**RECORD EXTRACTS:**

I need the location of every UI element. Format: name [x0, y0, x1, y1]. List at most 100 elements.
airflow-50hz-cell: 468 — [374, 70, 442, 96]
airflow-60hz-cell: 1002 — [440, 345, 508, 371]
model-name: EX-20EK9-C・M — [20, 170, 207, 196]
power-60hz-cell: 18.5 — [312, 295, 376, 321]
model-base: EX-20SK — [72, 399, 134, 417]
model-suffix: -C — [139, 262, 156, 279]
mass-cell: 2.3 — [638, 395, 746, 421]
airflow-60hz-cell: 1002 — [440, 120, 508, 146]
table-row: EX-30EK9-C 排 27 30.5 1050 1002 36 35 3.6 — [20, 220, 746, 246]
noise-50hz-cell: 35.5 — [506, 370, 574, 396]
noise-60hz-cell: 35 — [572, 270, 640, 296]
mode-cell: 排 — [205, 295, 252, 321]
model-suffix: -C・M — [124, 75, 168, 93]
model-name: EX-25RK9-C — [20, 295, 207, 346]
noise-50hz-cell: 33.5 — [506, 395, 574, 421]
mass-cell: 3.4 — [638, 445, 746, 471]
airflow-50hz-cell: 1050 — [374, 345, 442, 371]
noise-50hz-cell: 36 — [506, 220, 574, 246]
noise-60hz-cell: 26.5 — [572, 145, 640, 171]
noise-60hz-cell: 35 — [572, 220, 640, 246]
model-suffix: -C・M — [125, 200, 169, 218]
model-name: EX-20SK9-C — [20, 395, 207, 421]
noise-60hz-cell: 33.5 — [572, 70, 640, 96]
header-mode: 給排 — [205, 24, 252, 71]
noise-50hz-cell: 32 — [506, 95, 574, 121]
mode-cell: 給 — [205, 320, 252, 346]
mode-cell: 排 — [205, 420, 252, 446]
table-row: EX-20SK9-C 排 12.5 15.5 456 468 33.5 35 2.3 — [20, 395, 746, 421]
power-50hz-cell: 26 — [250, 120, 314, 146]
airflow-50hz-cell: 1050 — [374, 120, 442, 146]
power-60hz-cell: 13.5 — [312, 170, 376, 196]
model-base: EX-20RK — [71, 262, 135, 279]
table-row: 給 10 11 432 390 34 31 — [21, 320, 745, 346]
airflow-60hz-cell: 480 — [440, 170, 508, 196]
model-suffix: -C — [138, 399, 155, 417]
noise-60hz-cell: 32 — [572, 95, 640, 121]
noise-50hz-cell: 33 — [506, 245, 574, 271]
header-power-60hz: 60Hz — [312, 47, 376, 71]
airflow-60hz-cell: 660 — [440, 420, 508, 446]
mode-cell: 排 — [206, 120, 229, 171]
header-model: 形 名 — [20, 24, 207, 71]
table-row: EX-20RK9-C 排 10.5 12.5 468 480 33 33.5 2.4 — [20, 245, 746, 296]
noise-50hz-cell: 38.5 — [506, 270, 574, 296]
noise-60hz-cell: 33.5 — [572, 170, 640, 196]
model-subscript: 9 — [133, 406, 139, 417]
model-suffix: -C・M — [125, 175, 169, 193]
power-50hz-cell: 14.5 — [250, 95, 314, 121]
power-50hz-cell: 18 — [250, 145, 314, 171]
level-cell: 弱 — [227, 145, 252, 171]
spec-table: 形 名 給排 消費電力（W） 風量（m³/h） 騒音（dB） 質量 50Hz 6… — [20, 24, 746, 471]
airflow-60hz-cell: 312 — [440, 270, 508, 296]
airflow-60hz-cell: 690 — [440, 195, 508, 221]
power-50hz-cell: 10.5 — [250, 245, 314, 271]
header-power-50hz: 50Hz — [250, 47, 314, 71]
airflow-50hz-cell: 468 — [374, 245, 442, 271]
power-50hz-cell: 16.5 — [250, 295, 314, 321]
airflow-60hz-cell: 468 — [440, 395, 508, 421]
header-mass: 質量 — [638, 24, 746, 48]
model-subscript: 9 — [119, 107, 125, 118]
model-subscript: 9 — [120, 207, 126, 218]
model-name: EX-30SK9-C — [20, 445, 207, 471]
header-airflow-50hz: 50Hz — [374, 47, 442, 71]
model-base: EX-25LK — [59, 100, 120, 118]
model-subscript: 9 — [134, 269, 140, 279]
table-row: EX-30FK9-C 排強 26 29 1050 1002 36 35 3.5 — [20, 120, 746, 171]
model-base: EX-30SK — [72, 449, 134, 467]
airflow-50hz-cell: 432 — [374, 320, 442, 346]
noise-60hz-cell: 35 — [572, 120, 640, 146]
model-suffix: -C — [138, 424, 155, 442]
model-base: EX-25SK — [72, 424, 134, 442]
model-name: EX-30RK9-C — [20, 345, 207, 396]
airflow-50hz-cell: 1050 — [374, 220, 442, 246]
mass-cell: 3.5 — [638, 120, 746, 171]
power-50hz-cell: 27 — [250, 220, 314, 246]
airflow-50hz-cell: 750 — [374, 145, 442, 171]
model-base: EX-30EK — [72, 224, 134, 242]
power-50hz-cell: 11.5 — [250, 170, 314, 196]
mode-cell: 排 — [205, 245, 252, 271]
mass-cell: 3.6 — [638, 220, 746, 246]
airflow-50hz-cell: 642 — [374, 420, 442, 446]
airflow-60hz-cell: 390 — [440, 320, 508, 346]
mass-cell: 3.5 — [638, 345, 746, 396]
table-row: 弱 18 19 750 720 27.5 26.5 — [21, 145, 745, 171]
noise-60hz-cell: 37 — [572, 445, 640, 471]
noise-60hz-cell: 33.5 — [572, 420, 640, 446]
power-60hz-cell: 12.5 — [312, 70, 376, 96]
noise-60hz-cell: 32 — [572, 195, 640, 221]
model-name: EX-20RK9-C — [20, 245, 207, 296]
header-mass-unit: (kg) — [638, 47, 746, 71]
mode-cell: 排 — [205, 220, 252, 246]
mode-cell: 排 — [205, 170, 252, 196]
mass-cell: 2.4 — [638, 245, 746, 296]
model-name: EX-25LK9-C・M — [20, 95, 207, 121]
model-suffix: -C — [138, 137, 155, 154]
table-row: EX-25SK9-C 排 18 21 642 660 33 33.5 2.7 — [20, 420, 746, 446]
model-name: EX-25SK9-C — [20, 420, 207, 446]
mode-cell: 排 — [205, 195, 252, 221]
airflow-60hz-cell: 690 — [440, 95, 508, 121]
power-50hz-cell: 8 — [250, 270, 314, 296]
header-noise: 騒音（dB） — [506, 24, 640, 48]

**TASK BRIEF:** Reproduce verbatim everything from the beginning of the entries down to the line containing "mass-cell: 2.3 — [638, 395, 746, 421]", including that line.

**CORRECT RESPONSE:**
I need the location of every UI element. Format: name [x0, y0, x1, y1]. List at most 100 elements.
airflow-50hz-cell: 468 — [374, 70, 442, 96]
airflow-60hz-cell: 1002 — [440, 345, 508, 371]
model-name: EX-20EK9-C・M — [20, 170, 207, 196]
power-60hz-cell: 18.5 — [312, 295, 376, 321]
model-base: EX-20SK — [72, 399, 134, 417]
model-suffix: -C — [139, 262, 156, 279]
mass-cell: 2.3 — [638, 395, 746, 421]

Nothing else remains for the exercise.